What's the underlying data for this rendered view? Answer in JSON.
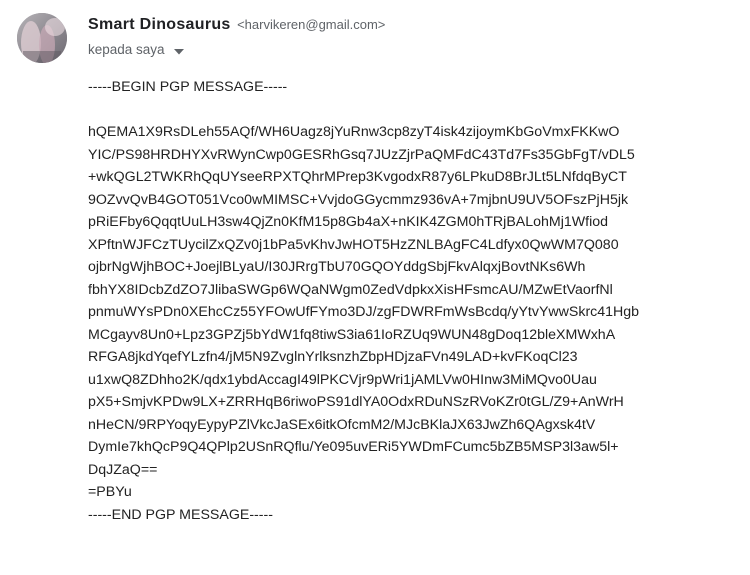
{
  "header": {
    "sender_name": "Smart Dinosaurus",
    "sender_email": "<harvikeren@gmail.com>",
    "recipient_label": "kepada saya",
    "avatar_icon": "user-photo-icon",
    "caret_icon": "caret-down-icon"
  },
  "message": {
    "begin_marker": "-----BEGIN PGP MESSAGE-----",
    "body_lines": [
      "hQEMA1X9RsDLeh55AQf/WH6Uagz8jYuRnw3cp8zyT4isk4zijoymKbGoVmxFKKwO",
      "YIC/PS98HRDHYXvRWynCwp0GESRhGsq7JUzZjrPaQMFdC43Td7Fs35GbFgT/vDL5",
      "+wkQGL2TWKRhQqUYseeRPXTQhrMPrep3KvgodxR87y6LPkuD8BrJLt5LNfdqByCT",
      "9OZvvQvB4GOT051Vco0wMIMSC+VvjdoGGycmmz936vA+7mjbnU9UV5OFszPjH5jk",
      "pRiEFby6QqqtUuLH3sw4QjZn0KfM15p8Gb4aX+nKIK4ZGM0hTRjBALohMj1Wfiod",
      "XPftnWJFCzTUycilZxQZv0j1bPa5vKhvJwHOT5HzZNLBAgFC4Ldfyx0QwWM7Q080",
      "ojbrNgWjhBOC+JoejlBLyaU/I30JRrgTbU70GQOYddgSbjFkvAlqxjBovtNKs6Wh",
      "fbhYX8IDcbZdZO7JlibaSWGp6WQaNWgm0ZedVdpkxXisHFsmcAU/MZwEtVaorfNl",
      "pnmuWYsPDn0XEhcCz55YFOwUfFYmo3DJ/zgFDWRFmWsBcdq/yYtvYwwSkrc41Hgb",
      "MCgayv8Un0+Lpz3GPZj5bYdW1fq8tiwS3ia61IoRZUq9WUN48gDoq12bleXMWxhA",
      "RFGA8jkdYqefYLzfn4/jM5N9ZvglnYrlksnzhZbpHDjzaFVn49LAD+kvFKoqCl23",
      "u1xwQ8ZDhho2K/qdx1ybdAccagI49lPKCVjr9pWri1jAMLVw0HInw3MiMQvo0Uau",
      "pX5+SmjvKPDw9LX+ZRRHqB6riwoPS91dlYA0OdxRDuNSzRVoKZr0tGL/Z9+AnWrH",
      "nHeCN/9RPYoqyEypyPZlVkcJaSEx6itkOfcmM2/MJcBKlaJX63JwZh6QAgxsk4tV",
      "DymIe7khQcP9Q4QPlp2USnRQflu/Ye095uvERi5YWDmFCumc5bZB5MSP3l3aw5l+",
      "DqJZaQ==",
      "=PBYu"
    ],
    "end_marker": "-----END PGP MESSAGE-----"
  }
}
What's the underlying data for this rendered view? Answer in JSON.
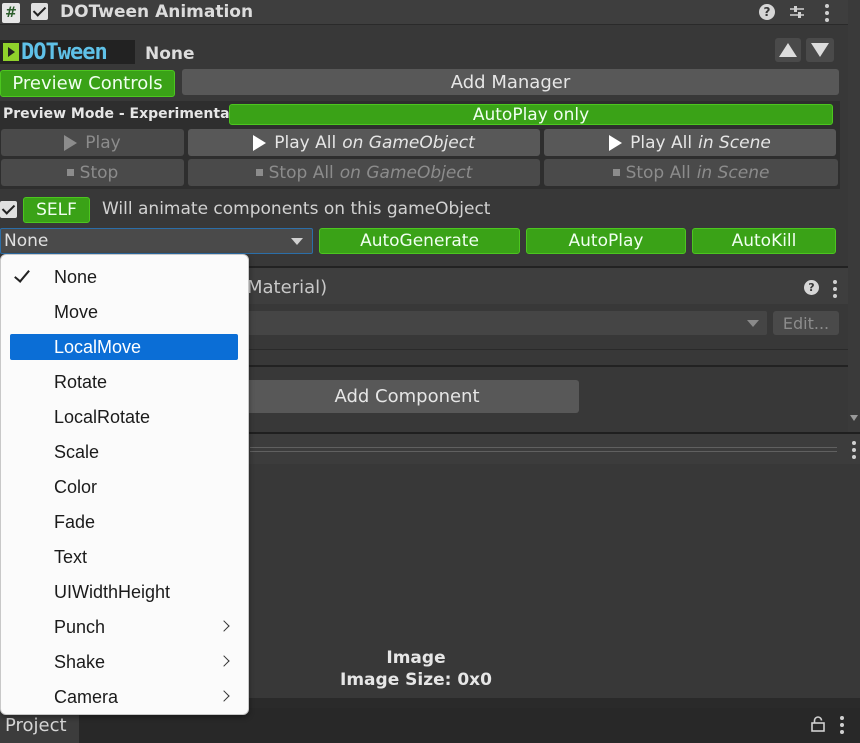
{
  "header": {
    "title": "DOTween Animation"
  },
  "dotween": {
    "logo": "DOTween",
    "status": "None"
  },
  "buttons": {
    "preview_controls": "Preview Controls",
    "add_manager": "Add Manager",
    "preview_mode": "Preview Mode - Experimental",
    "autoplay_only": "AutoPlay only",
    "play": "Play",
    "play_all": "Play All",
    "on_gameobject": "on GameObject",
    "in_scene": "in Scene",
    "stop": "Stop",
    "stop_all": "Stop All",
    "self": "SELF",
    "self_desc": "Will animate components on this gameObject",
    "anim_type": "None",
    "autogenerate": "AutoGenerate",
    "autoplay": "AutoPlay",
    "autokill": "AutoKill",
    "edit": "Edit...",
    "add_component": "Add Component"
  },
  "material": {
    "label": "Material)"
  },
  "preview": {
    "title": "Image",
    "size": "Image Size: 0x0"
  },
  "project": {
    "tab": "Project"
  },
  "dropdown": {
    "items": [
      {
        "label": "None",
        "checked": true
      },
      {
        "label": "Move"
      },
      {
        "label": "LocalMove",
        "selected": true
      },
      {
        "label": "Rotate"
      },
      {
        "label": "LocalRotate"
      },
      {
        "label": "Scale"
      },
      {
        "label": "Color"
      },
      {
        "label": "Fade"
      },
      {
        "label": "Text"
      },
      {
        "label": "UIWidthHeight"
      },
      {
        "label": "Punch",
        "submenu": true
      },
      {
        "label": "Shake",
        "submenu": true
      },
      {
        "label": "Camera",
        "submenu": true
      }
    ]
  },
  "colors": {
    "accent_green": "#3aa217",
    "selection_blue": "#0b6ed6",
    "bg": "#383838"
  }
}
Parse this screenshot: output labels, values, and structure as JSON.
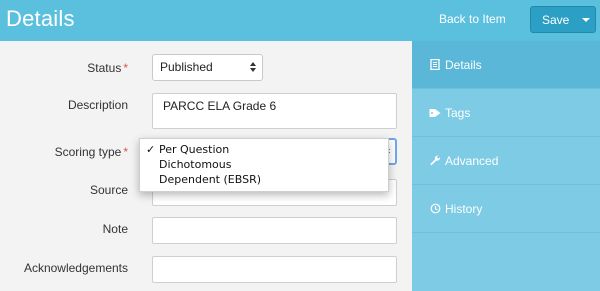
{
  "header": {
    "title": "Details",
    "back_link": "Back to Item",
    "save_label": "Save"
  },
  "form": {
    "status": {
      "label": "Status",
      "required_mark": "*",
      "value": "Published"
    },
    "description": {
      "label": "Description",
      "value": "PARCC ELA Grade 6"
    },
    "scoring_type": {
      "label": "Scoring type",
      "required_mark": "*",
      "options": [
        {
          "label": "Per Question",
          "selected": true
        },
        {
          "label": "Dichotomous",
          "selected": false
        },
        {
          "label": "Dependent (EBSR)",
          "selected": false
        }
      ],
      "check_glyph": "✓"
    },
    "source": {
      "label": "Source",
      "value": ""
    },
    "note": {
      "label": "Note",
      "value": ""
    },
    "acknowledgements": {
      "label": "Acknowledgements",
      "value": ""
    }
  },
  "sidebar": {
    "items": [
      {
        "label": "Details",
        "icon": "document-icon",
        "active": true
      },
      {
        "label": "Tags",
        "icon": "tag-icon",
        "active": false
      },
      {
        "label": "Advanced",
        "icon": "wrench-icon",
        "active": false
      },
      {
        "label": "History",
        "icon": "history-icon",
        "active": false
      }
    ]
  },
  "colors": {
    "header": "#5bc0de",
    "save_button": "#2b9fc4",
    "sidebar": "#7ecbe5",
    "sidebar_active": "#5ab7d8",
    "required": "#d9534f"
  }
}
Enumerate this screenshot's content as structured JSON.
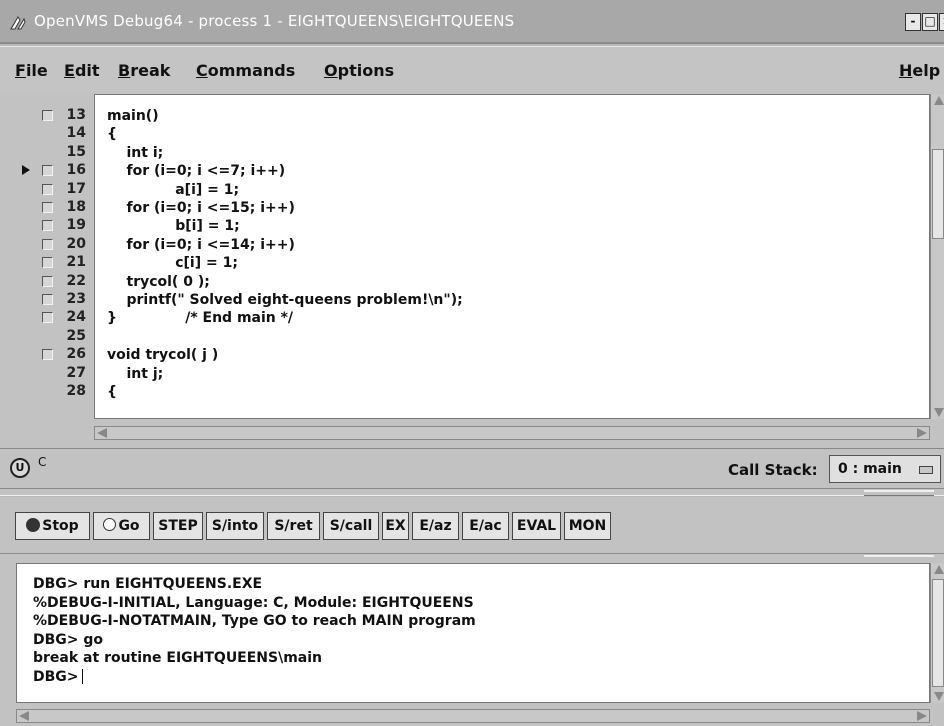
{
  "window": {
    "title": "OpenVMS Debug64 - process 1 - EIGHTQUEENS\\EIGHTQUEENS",
    "minimize_label": "-",
    "maximize_label": "□",
    "close_label": "×"
  },
  "menu": {
    "items": [
      {
        "label": "File",
        "accel": "F"
      },
      {
        "label": "Edit",
        "accel": "E"
      },
      {
        "label": "Break",
        "accel": "B"
      },
      {
        "label": "Commands",
        "accel": "C"
      },
      {
        "label": "Options",
        "accel": "O"
      },
      {
        "label": "Help",
        "accel": "H"
      }
    ]
  },
  "source": {
    "current_line": 16,
    "lines": [
      {
        "num": "13",
        "bp": true,
        "text": "main()"
      },
      {
        "num": "14",
        "bp": false,
        "text": "{"
      },
      {
        "num": "15",
        "bp": false,
        "text": "    int i;"
      },
      {
        "num": "16",
        "bp": true,
        "text": "    for (i=0; i <=7; i++)"
      },
      {
        "num": "17",
        "bp": true,
        "text": "              a[i] = 1;"
      },
      {
        "num": "18",
        "bp": true,
        "text": "    for (i=0; i <=15; i++)"
      },
      {
        "num": "19",
        "bp": true,
        "text": "              b[i] = 1;"
      },
      {
        "num": "20",
        "bp": true,
        "text": "    for (i=0; i <=14; i++)"
      },
      {
        "num": "21",
        "bp": true,
        "text": "              c[i] = 1;"
      },
      {
        "num": "22",
        "bp": true,
        "text": "    trycol( 0 );"
      },
      {
        "num": "23",
        "bp": true,
        "text": "    printf(\" Solved eight-queens problem!\\n\");"
      },
      {
        "num": "24",
        "bp": true,
        "text": "}              /* End main */"
      },
      {
        "num": "25",
        "bp": false,
        "text": ""
      },
      {
        "num": "26",
        "bp": true,
        "text": "void trycol( j )"
      },
      {
        "num": "27",
        "bp": false,
        "text": "    int j;"
      },
      {
        "num": "28",
        "bp": false,
        "text": "{"
      }
    ]
  },
  "status": {
    "u_label": "U",
    "language": "C",
    "call_stack_label": "Call Stack:",
    "call_stack_value": "0 : main"
  },
  "toolbar": {
    "buttons": [
      {
        "label": "Stop",
        "icon": "stop-dot-icon"
      },
      {
        "label": "Go",
        "icon": "go-dot-icon"
      },
      {
        "label": "STEP"
      },
      {
        "label": "S/into"
      },
      {
        "label": "S/ret"
      },
      {
        "label": "S/call"
      },
      {
        "label": "EX"
      },
      {
        "label": "E/az"
      },
      {
        "label": "E/ac"
      },
      {
        "label": "EVAL"
      },
      {
        "label": "MON"
      }
    ]
  },
  "console": {
    "lines": [
      "DBG> run EIGHTQUEENS.EXE",
      "%DEBUG-I-INITIAL, Language: C, Module: EIGHTQUEENS",
      "%DEBUG-I-NOTATMAIN, Type GO to reach MAIN program",
      "DBG> go",
      "break at routine EIGHTQUEENS\\main",
      "DBG>"
    ]
  }
}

#####

> Aim of the task: Using the records above, list each line that includes "screenshot".

> Written response:
Parse this screenshot: output labels, values, and structure as JSON.
Enumerate this screenshot's content as structured JSON.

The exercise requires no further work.